(PROBLEM) Without the pictures, repeat the listing character for character.
----
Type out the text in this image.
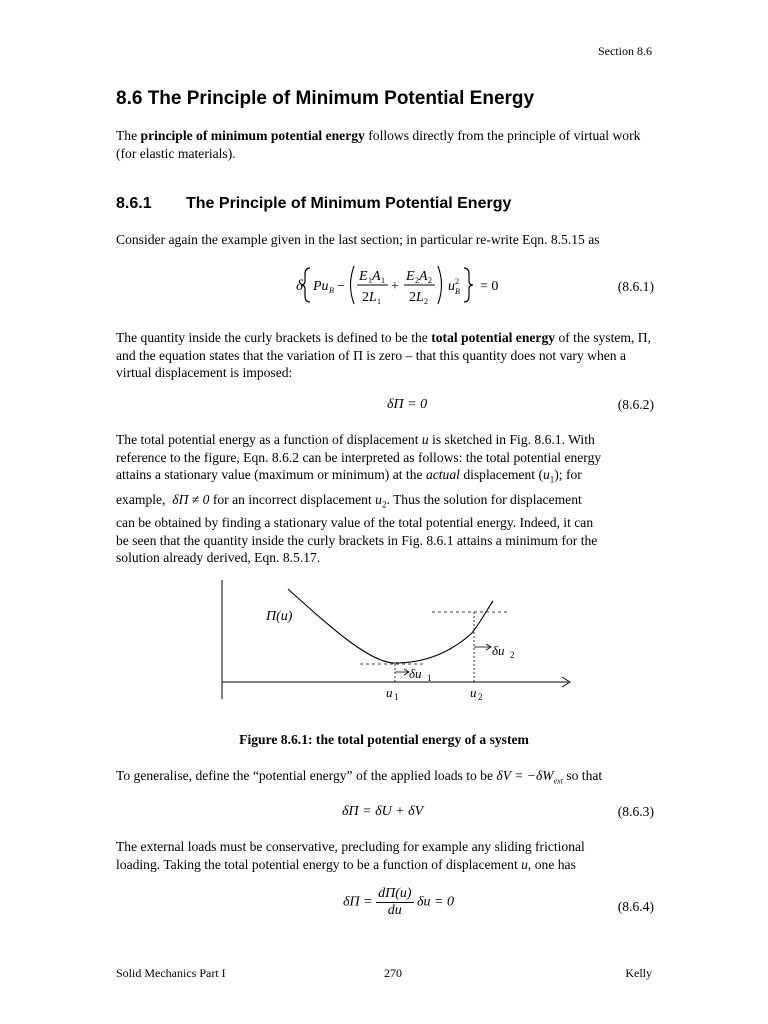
Section 8.6
8.6 The Principle of Minimum Potential Energy
The principle of minimum potential energy follows directly from the principle of virtual work (for elastic materials).
8.6.1 The Principle of Minimum Potential Energy
Consider again the example given in the last section; in particular re-write Eqn. 8.5.15 as
δ Pu B −
E 1 A 1
2 L 1
+
E 2 A 2
2 L 2
u 2
B = 0	(8.6.1)
The quantity inside the curly brackets is defined to be the total potential energy of the system, Π, and the equation states that the variation of Π is zero – that this quantity does not vary when a virtual displacement is imposed:
δΠ = 0	(8.6.2)

The total potential energy as a function of displacement u is sketched in Fig. 8.6.1. With

reference to the figure, Eqn. 8.6.2 can be interpreted as follows: the total potential energy

attains a stationary value (maximum or minimum) at the actual displacement $(u_1)$; for

example,  δΠ ≠ 0 for an incorrect displacement $u_2$. Thus the solution for displacement

can be obtained by finding a stationary value of the total potential energy. Indeed, it can

be seen that the quantity inside the curly brackets in Fig. 8.6.1 attains a minimum for the

solution already derived, Eqn. 8.5.17.

Π(u)
δu 2
δu 1
u 1	u 2
Figure 8.6.1: the total potential energy of a system
To generalise, define the “potential energy” of the applied loads to be $\delta V = -\delta W_{ext}$ so that
δΠ = δU + δV	(8.6.3)

The external loads must be conservative, precluding for example any sliding frictional

loading. Taking the total potential energy to be a function of displacement u, one has

$\delta\Pi = \frac{d\Pi(u)}{du}$ δu = 0	(8.6.4)
Solid Mechanics Part I	270	Kelly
----
(WRITTEN SOLUTION)
Type out the text in this image.
Section 8.6
8.6 The Principle of Minimum Potential Energy
The principle of minimum potential energy follows directly from the principle of virtual work (for elastic materials).
8.6.1 The Principle of Minimum Potential Energy
Consider again the example given in the last section; in particular re-write Eqn. 8.5.15 as
δ Pu B −
E 1 A 1
2 L 1
+
E 2 A 2
2 L 2
u 2
B = 0	(8.6.1)
The quantity inside the curly brackets is defined to be the total potential energy of the system, Π, and the equation states that the variation of Π is zero – that this quantity does not vary when a virtual displacement is imposed:
δΠ = 0	(8.6.2)

The total potential energy as a function of displacement u is sketched in Fig. 8.6.1. With

reference to the figure, Eqn. 8.6.2 can be interpreted as follows: the total potential energy

attains a stationary value (maximum or minimum) at the actual displacement $(u_1)$; for

example,  δΠ ≠ 0 for an incorrect displacement $u_2$. Thus the solution for displacement

can be obtained by finding a stationary value of the total potential energy. Indeed, it can

be seen that the quantity inside the curly brackets in Fig. 8.6.1 attains a minimum for the

solution already derived, Eqn. 8.5.17.

Π(u)
δu 2
δu 1
u 1	u 2
Figure 8.6.1: the total potential energy of a system
To generalise, define the “potential energy” of the applied loads to be $\delta V = -\delta W_{ext}$ so that
δΠ = δU + δV	(8.6.3)

The external loads must be conservative, precluding for example any sliding frictional

loading. Taking the total potential energy to be a function of displacement u, one has

$\delta\Pi = \frac{d\Pi(u)}{du}$ δu = 0	(8.6.4)
Solid Mechanics Part I	270	Kelly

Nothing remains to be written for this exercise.